== EXTRACTED DATA

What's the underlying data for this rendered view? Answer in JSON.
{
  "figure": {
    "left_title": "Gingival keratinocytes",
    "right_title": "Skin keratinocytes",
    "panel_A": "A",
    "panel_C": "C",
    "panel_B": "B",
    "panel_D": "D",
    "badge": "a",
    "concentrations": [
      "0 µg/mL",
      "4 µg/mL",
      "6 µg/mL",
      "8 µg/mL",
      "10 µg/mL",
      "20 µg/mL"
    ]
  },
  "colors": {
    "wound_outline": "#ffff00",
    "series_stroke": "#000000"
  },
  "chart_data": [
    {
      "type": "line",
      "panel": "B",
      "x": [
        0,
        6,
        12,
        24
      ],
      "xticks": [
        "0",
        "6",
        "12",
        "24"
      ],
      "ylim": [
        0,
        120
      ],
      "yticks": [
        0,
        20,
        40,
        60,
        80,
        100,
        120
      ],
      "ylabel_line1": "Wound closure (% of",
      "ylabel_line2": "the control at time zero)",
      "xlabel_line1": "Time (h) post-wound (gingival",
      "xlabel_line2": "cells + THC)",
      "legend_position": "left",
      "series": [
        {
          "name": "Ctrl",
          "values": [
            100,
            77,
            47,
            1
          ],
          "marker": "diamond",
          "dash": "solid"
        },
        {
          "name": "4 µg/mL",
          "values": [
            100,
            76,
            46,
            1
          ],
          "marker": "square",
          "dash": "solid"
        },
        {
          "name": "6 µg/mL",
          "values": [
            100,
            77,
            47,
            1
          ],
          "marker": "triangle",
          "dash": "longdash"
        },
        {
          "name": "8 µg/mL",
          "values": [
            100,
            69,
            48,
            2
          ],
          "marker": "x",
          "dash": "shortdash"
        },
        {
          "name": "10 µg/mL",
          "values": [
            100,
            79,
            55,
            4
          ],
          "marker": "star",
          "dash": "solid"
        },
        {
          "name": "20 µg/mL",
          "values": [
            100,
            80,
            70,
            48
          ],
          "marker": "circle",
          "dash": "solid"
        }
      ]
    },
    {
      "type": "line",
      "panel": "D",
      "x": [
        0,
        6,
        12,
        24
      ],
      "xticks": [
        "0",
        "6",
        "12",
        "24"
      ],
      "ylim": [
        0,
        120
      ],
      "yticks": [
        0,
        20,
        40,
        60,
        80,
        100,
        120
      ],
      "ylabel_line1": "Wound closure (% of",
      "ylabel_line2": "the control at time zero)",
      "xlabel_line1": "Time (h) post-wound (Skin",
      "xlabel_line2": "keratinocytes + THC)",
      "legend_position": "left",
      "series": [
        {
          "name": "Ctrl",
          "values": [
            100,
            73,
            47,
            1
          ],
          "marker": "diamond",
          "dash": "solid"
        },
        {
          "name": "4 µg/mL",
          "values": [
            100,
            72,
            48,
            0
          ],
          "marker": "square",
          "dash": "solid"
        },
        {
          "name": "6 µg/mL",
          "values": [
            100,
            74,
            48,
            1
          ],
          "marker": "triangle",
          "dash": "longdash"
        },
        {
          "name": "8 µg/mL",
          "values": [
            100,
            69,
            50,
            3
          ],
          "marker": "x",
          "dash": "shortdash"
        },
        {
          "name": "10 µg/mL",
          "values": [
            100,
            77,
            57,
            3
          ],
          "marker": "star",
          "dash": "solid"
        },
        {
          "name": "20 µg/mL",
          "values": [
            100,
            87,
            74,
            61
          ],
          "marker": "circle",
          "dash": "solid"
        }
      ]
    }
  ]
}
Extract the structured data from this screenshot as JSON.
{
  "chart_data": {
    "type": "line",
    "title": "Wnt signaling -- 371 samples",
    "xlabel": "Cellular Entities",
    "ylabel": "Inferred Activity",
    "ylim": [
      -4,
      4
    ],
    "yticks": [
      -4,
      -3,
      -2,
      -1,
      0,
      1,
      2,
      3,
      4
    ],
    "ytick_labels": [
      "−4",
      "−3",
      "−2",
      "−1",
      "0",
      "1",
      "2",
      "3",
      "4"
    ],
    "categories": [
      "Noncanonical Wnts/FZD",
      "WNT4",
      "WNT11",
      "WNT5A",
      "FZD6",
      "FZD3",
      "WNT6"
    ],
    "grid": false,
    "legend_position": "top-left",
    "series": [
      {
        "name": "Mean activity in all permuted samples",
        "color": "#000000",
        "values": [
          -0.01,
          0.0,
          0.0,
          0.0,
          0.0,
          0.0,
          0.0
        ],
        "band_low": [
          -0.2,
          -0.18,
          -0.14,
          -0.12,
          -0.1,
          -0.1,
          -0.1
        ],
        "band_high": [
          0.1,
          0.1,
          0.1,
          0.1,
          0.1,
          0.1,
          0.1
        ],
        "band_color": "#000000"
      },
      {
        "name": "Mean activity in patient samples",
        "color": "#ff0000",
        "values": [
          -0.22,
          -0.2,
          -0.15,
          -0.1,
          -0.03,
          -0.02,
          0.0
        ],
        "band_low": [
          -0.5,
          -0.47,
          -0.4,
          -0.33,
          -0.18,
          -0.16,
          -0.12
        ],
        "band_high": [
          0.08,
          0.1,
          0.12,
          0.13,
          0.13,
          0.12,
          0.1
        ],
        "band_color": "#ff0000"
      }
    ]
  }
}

====

WORK REQUIRED: Make a copy of each line that contains the string "JSON".

SOLUTION:
What's the underlying data for this rendered view? Answer in JSON.
Extract the structured data from this screenshot as JSON.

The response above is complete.